## Extract
* begin *

During the early 1980s, a three-year, full-time Diploma of Arts (Photography) course was developed to complement the existing Certificate course which continued until 1987 when it was consolidated into an Associate Diploma (Applied Photography) Course. By 1984, the Diploma of Arts course was itself extensively revised, upgraded and accredited to become the Bachelor of Arts (Photography). During this period, the Department of Photography expanded substantially, employing ten full-time and eighteen part-time staff and occupying two floor levels, while the student population grew steadily to stabilise at approximately the two hundred currently enrolled in Degree and Postgraduate programmes.

Overall, the eighties were a time when traditions and activities such as the trade show, conducted at the beginning of each academic year, the (now defunct) annual Birdsville Races excursion and the combined Graduating Students Exhibition and Awards Presentation Night were established.

The Queensland College of Art was the last major tertiary institution to amalgamate in accordance with the Dawkins reform of higher education in Australia. The amalgamation with Griffith University in 1991, which has ensured a continuation of long-standing traditions and the existence of the Queensland College of Art and its constituent departments, only resulted as a consequence of intense lobbying and repeated street demonstrations by committed staff and students.

In 1996, the Department of Photography also embarked on a successful campaign to internationalise its programme, becoming the first non-Chinese educational unit permitted to offer a Master of Arts in Visual Arts Photography course from the Central Academy of Fine Art (CAFA) in Beijing, China. The department now runs exchange programmes with Miami University and Ohio University in the United States and supports a strong international student contingent, in both undergraduate and postgraduate programmes.

* end *

## Stated goal 1
List every educational institution named in the passage on the history of the photography department.
## Stated goal 2
Render this sentence from the photography department history into Spanish: "The Queensland College of Art was the last major tertiary institution to amalgamate in accordance with the Dawkins reform of higher education in Australia."
## Stated goal 3
Write the next part of the photography department history, starting after its final sentence.

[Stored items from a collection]
* begin *

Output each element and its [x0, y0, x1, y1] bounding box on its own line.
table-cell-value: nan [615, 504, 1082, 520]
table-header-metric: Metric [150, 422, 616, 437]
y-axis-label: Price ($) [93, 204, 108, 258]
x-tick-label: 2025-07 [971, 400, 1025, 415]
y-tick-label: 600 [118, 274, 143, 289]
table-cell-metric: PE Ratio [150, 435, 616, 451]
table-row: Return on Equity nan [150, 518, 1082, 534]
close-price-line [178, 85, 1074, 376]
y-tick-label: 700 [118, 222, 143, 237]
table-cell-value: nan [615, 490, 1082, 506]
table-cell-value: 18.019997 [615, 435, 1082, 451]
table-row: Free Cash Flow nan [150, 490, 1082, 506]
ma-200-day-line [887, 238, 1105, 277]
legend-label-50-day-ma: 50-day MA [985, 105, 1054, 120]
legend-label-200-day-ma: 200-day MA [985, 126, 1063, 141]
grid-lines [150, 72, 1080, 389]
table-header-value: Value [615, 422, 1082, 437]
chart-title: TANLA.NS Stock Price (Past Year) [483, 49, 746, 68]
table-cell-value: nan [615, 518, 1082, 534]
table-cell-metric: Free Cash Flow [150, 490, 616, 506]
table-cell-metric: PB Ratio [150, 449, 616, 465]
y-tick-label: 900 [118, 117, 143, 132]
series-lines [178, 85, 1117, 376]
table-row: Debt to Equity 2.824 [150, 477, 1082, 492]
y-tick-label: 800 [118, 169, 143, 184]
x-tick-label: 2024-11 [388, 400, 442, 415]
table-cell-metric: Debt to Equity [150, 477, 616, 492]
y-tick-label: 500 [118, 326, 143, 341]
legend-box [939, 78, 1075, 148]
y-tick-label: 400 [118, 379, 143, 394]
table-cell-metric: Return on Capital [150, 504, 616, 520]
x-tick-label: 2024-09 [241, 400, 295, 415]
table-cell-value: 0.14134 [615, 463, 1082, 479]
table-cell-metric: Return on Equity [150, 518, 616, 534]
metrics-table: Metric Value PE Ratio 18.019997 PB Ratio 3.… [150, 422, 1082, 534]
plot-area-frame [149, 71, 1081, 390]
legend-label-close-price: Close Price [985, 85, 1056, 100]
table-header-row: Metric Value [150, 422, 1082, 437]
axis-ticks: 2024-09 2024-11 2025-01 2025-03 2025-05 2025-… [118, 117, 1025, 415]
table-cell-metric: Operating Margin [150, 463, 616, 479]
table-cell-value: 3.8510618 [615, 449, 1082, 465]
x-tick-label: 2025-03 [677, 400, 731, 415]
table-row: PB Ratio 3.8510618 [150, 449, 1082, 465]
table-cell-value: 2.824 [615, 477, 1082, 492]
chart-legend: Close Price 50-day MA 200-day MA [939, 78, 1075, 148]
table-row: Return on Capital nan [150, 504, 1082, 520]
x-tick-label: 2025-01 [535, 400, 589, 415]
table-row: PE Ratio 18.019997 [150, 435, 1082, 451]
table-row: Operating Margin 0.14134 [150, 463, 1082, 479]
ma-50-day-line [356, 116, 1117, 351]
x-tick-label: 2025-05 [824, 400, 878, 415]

* end *

## Answer 1
Queensland College of Art
Griffith University
Central Academy of Fine Art (CAFA)
Miami University
Ohio University

## Answer 2
El Queensland College of Art fue la última gran institución de educación terciaria en fusionarse conforme a la reforma Dawkins de la educación superior en Australia.

## Answer 3
Other areas of involvement included support for the now defunct Queensland Centre for Photography, a non-profit organisation formed in 2002 by graduates of the Department of Photography, who identified the need for a Queensland-based organisation similar to the Centre for Contemporary Photography (Melbourne) and the Australian Centre for Photography (Sydney) to cater to the needs of both photographers and a photographic exhibition-hungry public. The QCP, which was located initially in the suburb of Bulimba and later moved to South Brisbane  offered exhibition spaces for photographers, artist talks, slide nights and other photography-related events. In addition, staff of the QCA Department of Photography actively participated in producing work for exhibitions and publications as well as ongoing involvement with industry.

Notable alumni

Anthony Bennett
Gordon Bennett.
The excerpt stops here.